_OBJECTIVE:_
Reproduce the records below exactly as they appear, omitting any pictures they contain.

* * * * *

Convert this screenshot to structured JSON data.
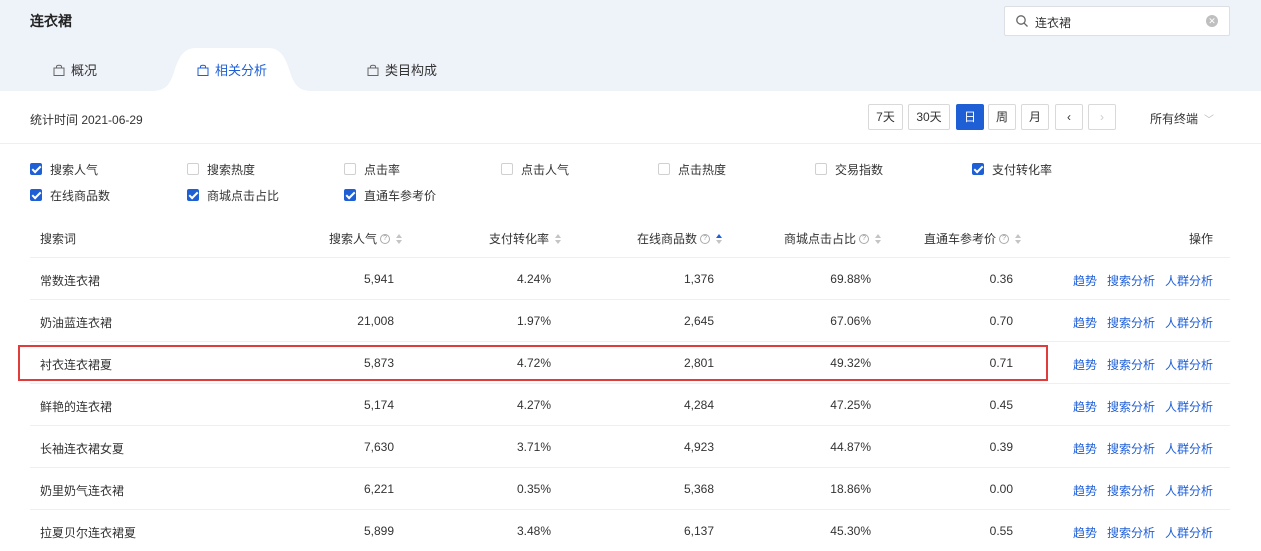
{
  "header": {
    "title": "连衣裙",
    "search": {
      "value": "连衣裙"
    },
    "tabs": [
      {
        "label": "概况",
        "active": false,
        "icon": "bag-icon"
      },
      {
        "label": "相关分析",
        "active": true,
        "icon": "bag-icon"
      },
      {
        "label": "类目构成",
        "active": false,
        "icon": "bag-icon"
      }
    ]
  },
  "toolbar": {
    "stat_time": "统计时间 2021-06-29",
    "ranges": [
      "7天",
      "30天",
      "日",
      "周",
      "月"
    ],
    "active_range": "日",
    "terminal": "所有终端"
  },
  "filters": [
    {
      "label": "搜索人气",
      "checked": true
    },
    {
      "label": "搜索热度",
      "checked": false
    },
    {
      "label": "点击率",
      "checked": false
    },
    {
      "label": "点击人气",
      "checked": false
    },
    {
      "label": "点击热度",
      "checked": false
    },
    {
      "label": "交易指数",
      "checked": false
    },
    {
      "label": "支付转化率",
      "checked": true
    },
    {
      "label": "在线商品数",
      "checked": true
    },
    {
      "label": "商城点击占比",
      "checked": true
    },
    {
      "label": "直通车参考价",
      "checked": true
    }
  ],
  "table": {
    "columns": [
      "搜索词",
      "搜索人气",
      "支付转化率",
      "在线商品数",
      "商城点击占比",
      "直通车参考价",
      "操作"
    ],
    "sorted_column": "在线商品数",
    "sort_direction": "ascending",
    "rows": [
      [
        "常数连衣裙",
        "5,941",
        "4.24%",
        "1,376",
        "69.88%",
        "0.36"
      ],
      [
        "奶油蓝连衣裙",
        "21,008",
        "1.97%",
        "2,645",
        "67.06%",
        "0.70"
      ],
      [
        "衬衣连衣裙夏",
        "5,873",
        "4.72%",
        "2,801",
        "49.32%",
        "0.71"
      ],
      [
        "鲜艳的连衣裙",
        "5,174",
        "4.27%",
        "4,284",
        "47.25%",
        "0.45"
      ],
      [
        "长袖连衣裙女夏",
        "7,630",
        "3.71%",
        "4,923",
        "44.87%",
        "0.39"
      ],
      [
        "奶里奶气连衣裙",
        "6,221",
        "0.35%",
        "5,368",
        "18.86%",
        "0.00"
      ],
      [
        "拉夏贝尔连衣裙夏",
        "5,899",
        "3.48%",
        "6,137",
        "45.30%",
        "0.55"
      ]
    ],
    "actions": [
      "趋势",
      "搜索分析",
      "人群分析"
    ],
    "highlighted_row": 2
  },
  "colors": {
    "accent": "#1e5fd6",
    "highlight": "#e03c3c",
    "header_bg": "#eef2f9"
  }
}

* * * * *

_CORRECT RESPONSE:_
Convert this screenshot to structured JSON data.
{
  "header": {
    "title": "连衣裙",
    "search": {
      "value": "连衣裙"
    },
    "tabs": [
      {
        "label": "概况",
        "active": false,
        "icon": "bag-icon"
      },
      {
        "label": "相关分析",
        "active": true,
        "icon": "bag-icon"
      },
      {
        "label": "类目构成",
        "active": false,
        "icon": "bag-icon"
      }
    ]
  },
  "toolbar": {
    "stat_time": "统计时间 2021-06-29",
    "ranges": [
      "7天",
      "30天",
      "日",
      "周",
      "月"
    ],
    "active_range": "日",
    "terminal": "所有终端"
  },
  "filters": [
    {
      "label": "搜索人气",
      "checked": true
    },
    {
      "label": "搜索热度",
      "checked": false
    },
    {
      "label": "点击率",
      "checked": false
    },
    {
      "label": "点击人气",
      "checked": false
    },
    {
      "label": "点击热度",
      "checked": false
    },
    {
      "label": "交易指数",
      "checked": false
    },
    {
      "label": "支付转化率",
      "checked": true
    },
    {
      "label": "在线商品数",
      "checked": true
    },
    {
      "label": "商城点击占比",
      "checked": true
    },
    {
      "label": "直通车参考价",
      "checked": true
    }
  ],
  "table": {
    "columns": [
      "搜索词",
      "搜索人气",
      "支付转化率",
      "在线商品数",
      "商城点击占比",
      "直通车参考价",
      "操作"
    ],
    "sorted_column": "在线商品数",
    "sort_direction": "ascending",
    "rows": [
      [
        "常数连衣裙",
        "5,941",
        "4.24%",
        "1,376",
        "69.88%",
        "0.36"
      ],
      [
        "奶油蓝连衣裙",
        "21,008",
        "1.97%",
        "2,645",
        "67.06%",
        "0.70"
      ],
      [
        "衬衣连衣裙夏",
        "5,873",
        "4.72%",
        "2,801",
        "49.32%",
        "0.71"
      ],
      [
        "鲜艳的连衣裙",
        "5,174",
        "4.27%",
        "4,284",
        "47.25%",
        "0.45"
      ],
      [
        "长袖连衣裙女夏",
        "7,630",
        "3.71%",
        "4,923",
        "44.87%",
        "0.39"
      ],
      [
        "奶里奶气连衣裙",
        "6,221",
        "0.35%",
        "5,368",
        "18.86%",
        "0.00"
      ],
      [
        "拉夏贝尔连衣裙夏",
        "5,899",
        "3.48%",
        "6,137",
        "45.30%",
        "0.55"
      ]
    ],
    "actions": [
      "趋势",
      "搜索分析",
      "人群分析"
    ],
    "highlighted_row": 2
  },
  "colors": {
    "accent": "#1e5fd6",
    "highlight": "#e03c3c",
    "header_bg": "#eef2f9"
  }
}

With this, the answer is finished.